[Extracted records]
--

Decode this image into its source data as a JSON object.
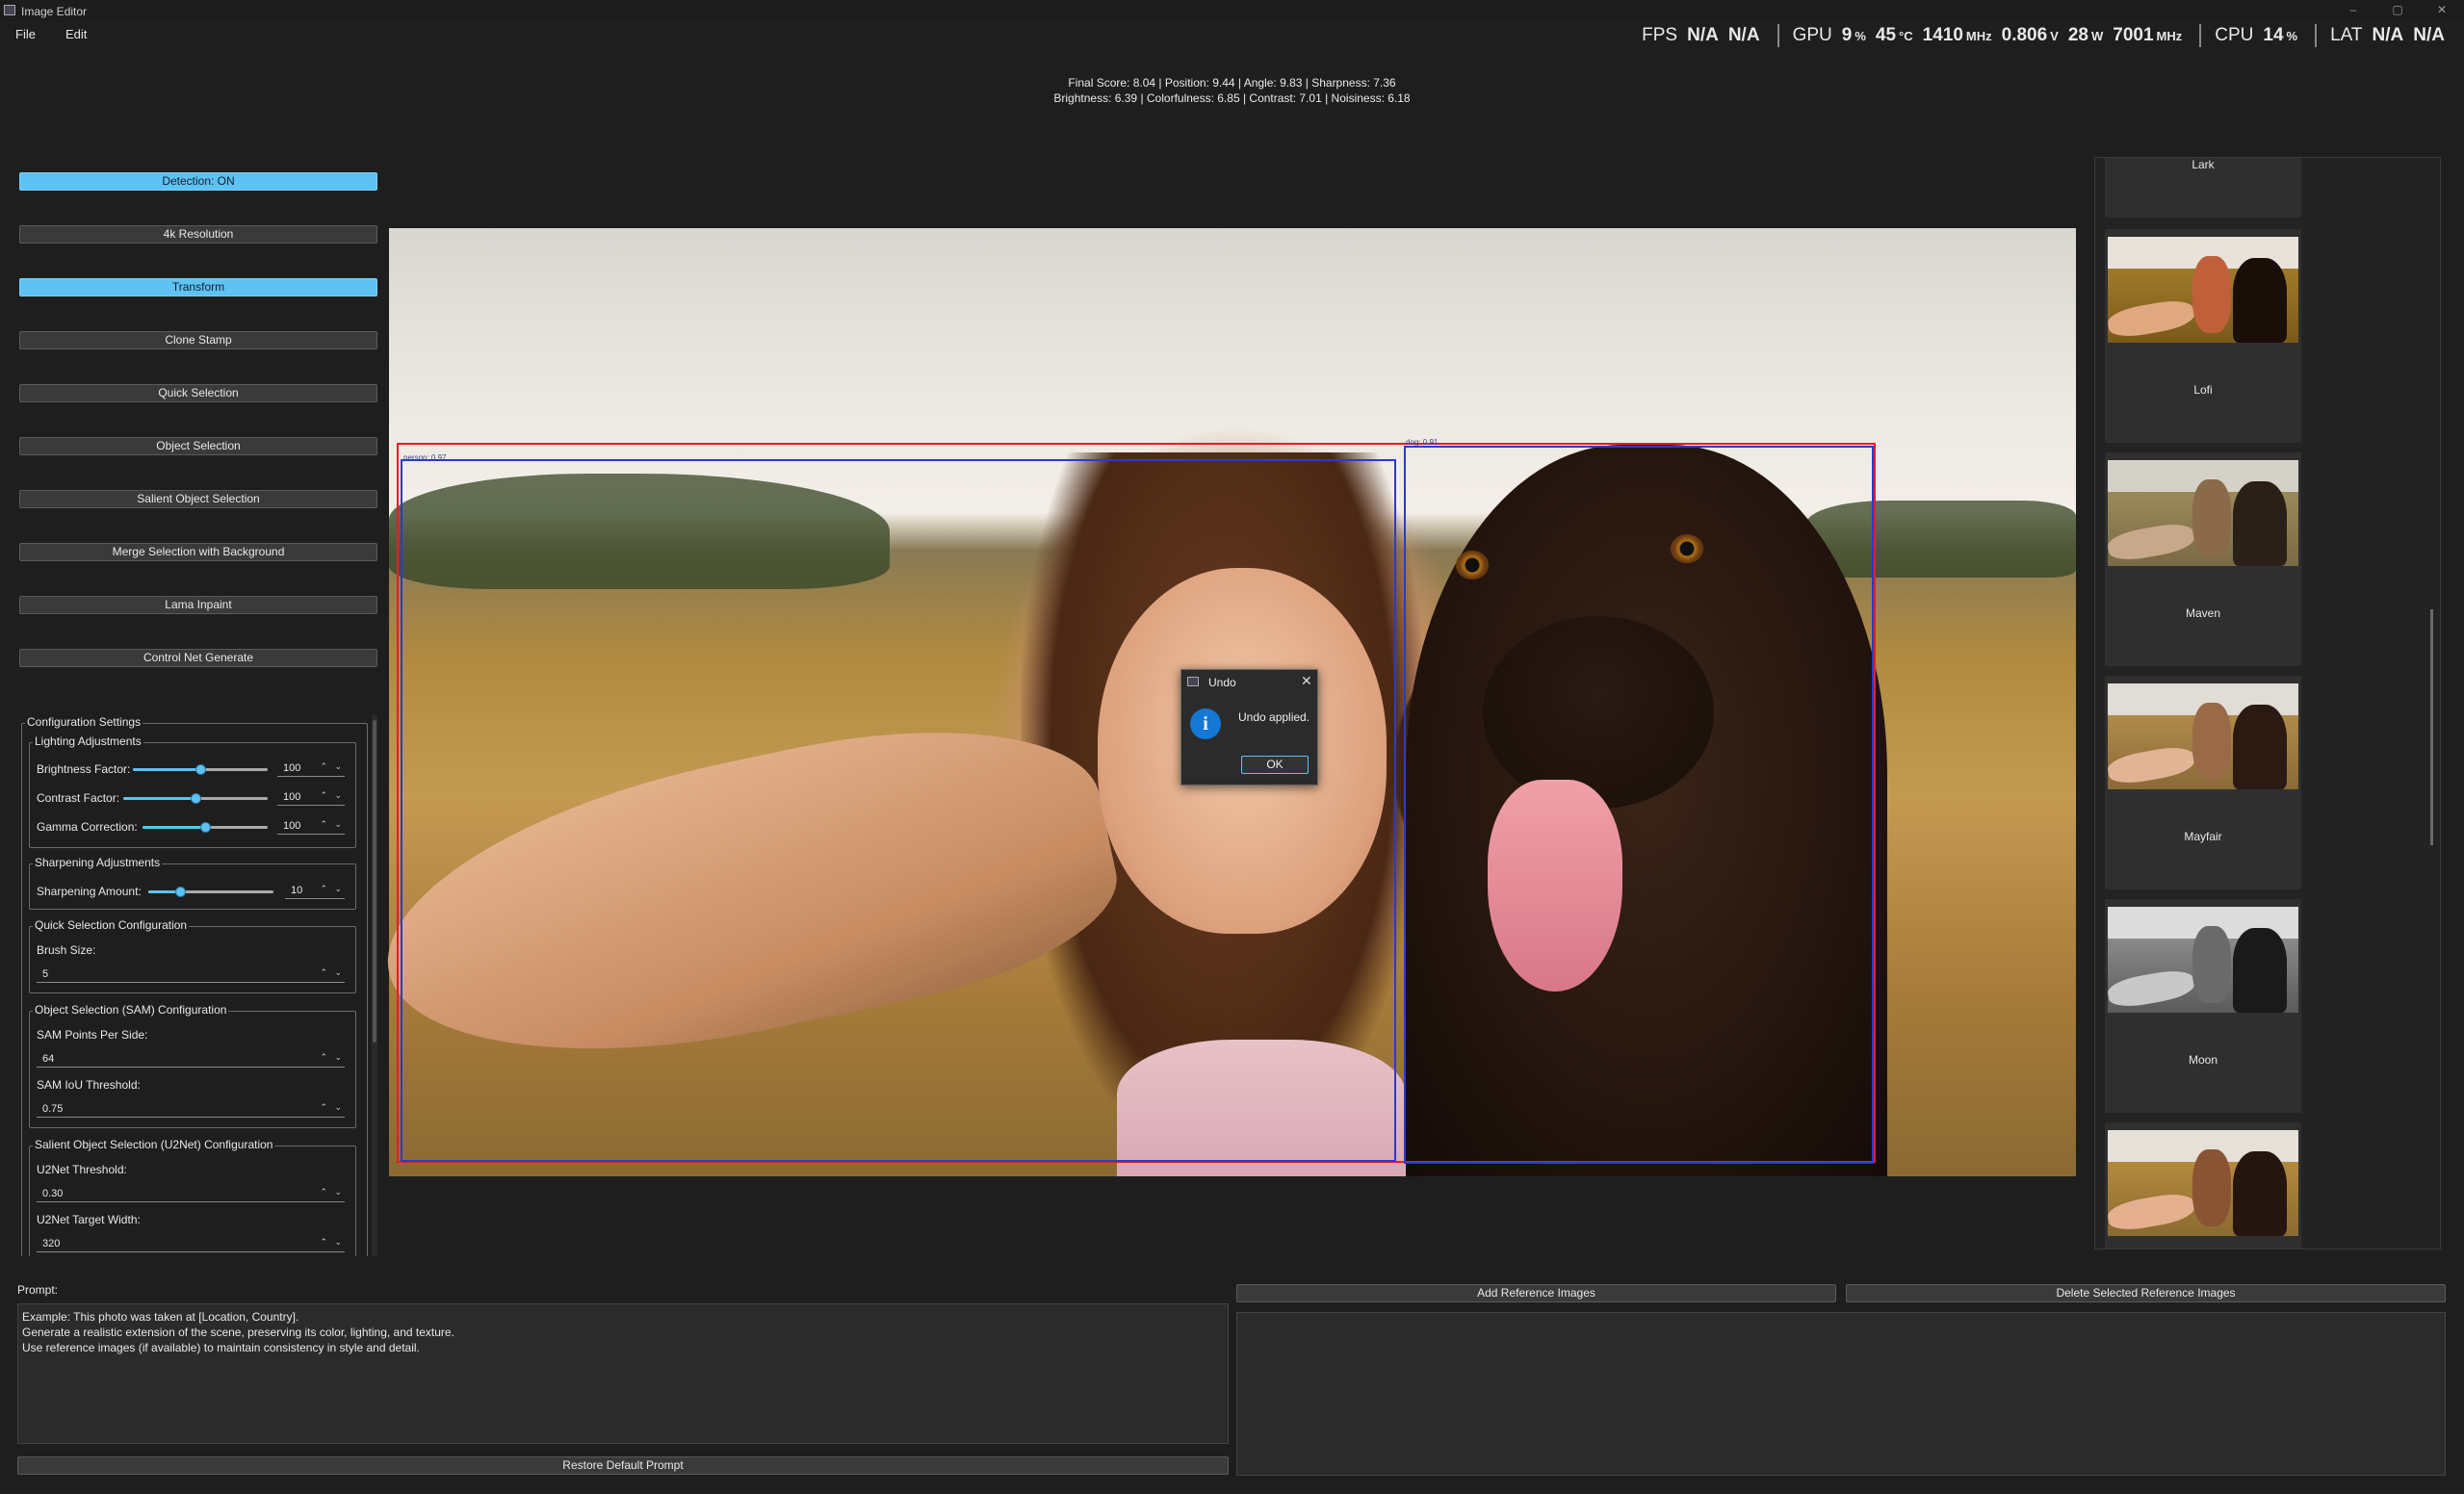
{
  "window": {
    "title": "Image Editor",
    "controls": {
      "minimize": "–",
      "maximize": "▢",
      "close": "✕"
    }
  },
  "menu": {
    "file": "File",
    "edit": "Edit"
  },
  "overlay": {
    "fps_label": "FPS",
    "fps_value1": "N/A",
    "fps_value2": "N/A",
    "gpu_label": "GPU",
    "gpu_usage": "9",
    "gpu_usage_unit": "%",
    "gpu_temp": "45",
    "gpu_temp_unit": "°C",
    "gpu_clock": "1410",
    "gpu_clock_unit": "MHz",
    "gpu_voltage": "0.806",
    "gpu_voltage_unit": "V",
    "gpu_power": "28",
    "gpu_power_unit": "W",
    "mem_clock": "7001",
    "mem_clock_unit": "MHz",
    "cpu_label": "CPU",
    "cpu_usage": "14",
    "cpu_usage_unit": "%",
    "lat_label": "LAT",
    "lat_value1": "N/A",
    "lat_value2": "N/A"
  },
  "score": {
    "line1": "Final Score: 8.04 | Position: 9.44 | Angle: 9.83 | Sharpness: 7.36",
    "line2": "Brightness: 6.39 | Colorfulness: 6.85 | Contrast: 7.01 | Noisiness: 6.18"
  },
  "tools": [
    {
      "label": "Detection: ON",
      "active": true
    },
    {
      "label": "4k Resolution",
      "active": false
    },
    {
      "label": "Transform",
      "active": true
    },
    {
      "label": "Clone Stamp",
      "active": false
    },
    {
      "label": "Quick Selection",
      "active": false
    },
    {
      "label": "Object Selection",
      "active": false
    },
    {
      "label": "Salient Object Selection",
      "active": false
    },
    {
      "label": "Merge Selection with Background",
      "active": false
    },
    {
      "label": "Lama Inpaint",
      "active": false
    },
    {
      "label": "Control Net Generate",
      "active": false
    }
  ],
  "config": {
    "title": "Configuration Settings",
    "lighting": {
      "title": "Lighting Adjustments",
      "brightness": {
        "label": "Brightness Factor:",
        "value": "100",
        "level": 0.5
      },
      "contrast": {
        "label": "Contrast Factor:",
        "value": "100",
        "level": 0.5
      },
      "gamma": {
        "label": "Gamma Correction:",
        "value": "100",
        "level": 0.5
      }
    },
    "sharpening": {
      "title": "Sharpening Adjustments",
      "amount": {
        "label": "Sharpening Amount:",
        "value": "10",
        "level": 0.25
      }
    },
    "quick_selection": {
      "title": "Quick Selection Configuration",
      "brush_label": "Brush Size:",
      "brush_value": "5"
    },
    "sam": {
      "title": "Object Selection (SAM) Configuration",
      "points_label": "SAM Points Per Side:",
      "points_value": "64",
      "iou_label": "SAM IoU Threshold:",
      "iou_value": "0.75"
    },
    "u2net": {
      "title": "Salient Object Selection (U2Net) Configuration",
      "threshold_label": "U2Net Threshold:",
      "threshold_value": "0.30",
      "width_label": "U2Net Target Width:",
      "width_value": "320"
    }
  },
  "detections": [
    {
      "label": "person: 0.97"
    },
    {
      "label": "dog: 0.91"
    }
  ],
  "dialog": {
    "title": "Undo",
    "message": "Undo applied.",
    "ok": "OK",
    "close": "✕",
    "info_glyph": "i"
  },
  "gallery": {
    "items": [
      {
        "label": "Lark",
        "style": "normal"
      },
      {
        "label": "Lofi",
        "style": "vivid"
      },
      {
        "label": "Maven",
        "style": "muted"
      },
      {
        "label": "Mayfair",
        "style": "soft"
      },
      {
        "label": "Moon",
        "style": "bw"
      },
      {
        "label": "",
        "style": "normal"
      }
    ]
  },
  "bottom": {
    "prompt_label": "Prompt:",
    "prompt_text": "Example: This photo was taken at [Location, Country].\nGenerate a realistic extension of the scene, preserving its color, lighting, and texture.\nUse reference images (if available) to maintain consistency in style and detail.",
    "restore_button": "Restore Default Prompt",
    "add_ref_button": "Add Reference Images",
    "delete_ref_button": "Delete Selected Reference Images"
  },
  "colors": {
    "accent": "#5ec2f2",
    "detection_outer": "#e0202a",
    "detection_inner": "#2a3ad0"
  }
}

--

> _Written problem_:
Report the number of lines holding the string "Salient", without any other words.

> _Expected output_:
2